:: Data extract ::

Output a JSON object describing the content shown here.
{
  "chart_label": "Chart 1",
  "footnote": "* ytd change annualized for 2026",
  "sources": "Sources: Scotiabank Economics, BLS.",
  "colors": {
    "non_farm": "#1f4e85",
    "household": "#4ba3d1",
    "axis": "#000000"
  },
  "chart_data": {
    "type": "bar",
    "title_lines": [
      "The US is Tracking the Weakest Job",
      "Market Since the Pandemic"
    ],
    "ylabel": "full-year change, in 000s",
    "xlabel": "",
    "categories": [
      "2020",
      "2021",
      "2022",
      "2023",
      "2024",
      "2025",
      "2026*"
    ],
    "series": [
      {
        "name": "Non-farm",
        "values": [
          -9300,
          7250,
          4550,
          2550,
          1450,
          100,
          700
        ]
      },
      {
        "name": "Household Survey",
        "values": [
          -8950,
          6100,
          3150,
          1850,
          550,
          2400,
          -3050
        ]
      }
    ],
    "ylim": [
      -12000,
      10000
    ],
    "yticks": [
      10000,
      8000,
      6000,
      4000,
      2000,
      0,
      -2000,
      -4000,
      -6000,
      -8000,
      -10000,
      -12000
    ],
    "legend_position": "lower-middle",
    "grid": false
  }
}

:::

→ **Stated problem**
Exactly as they are written, print the entries again.

→ **Answer in full**
Output a JSON object describing the content shown here.
{
  "chart_label": "Chart 1",
  "footnote": "* ytd change annualized for 2026",
  "sources": "Sources: Scotiabank Economics, BLS.",
  "colors": {
    "non_farm": "#1f4e85",
    "household": "#4ba3d1",
    "axis": "#000000"
  },
  "chart_data": {
    "type": "bar",
    "title_lines": [
      "The US is Tracking the Weakest Job",
      "Market Since the Pandemic"
    ],
    "ylabel": "full-year change, in 000s",
    "xlabel": "",
    "categories": [
      "2020",
      "2021",
      "2022",
      "2023",
      "2024",
      "2025",
      "2026*"
    ],
    "series": [
      {
        "name": "Non-farm",
        "values": [
          -9300,
          7250,
          4550,
          2550,
          1450,
          100,
          700
        ]
      },
      {
        "name": "Household Survey",
        "values": [
          -8950,
          6100,
          3150,
          1850,
          550,
          2400,
          -3050
        ]
      }
    ],
    "ylim": [
      -12000,
      10000
    ],
    "yticks": [
      10000,
      8000,
      6000,
      4000,
      2000,
      0,
      -2000,
      -4000,
      -6000,
      -8000,
      -10000,
      -12000
    ],
    "legend_position": "lower-middle",
    "grid": false
  }
}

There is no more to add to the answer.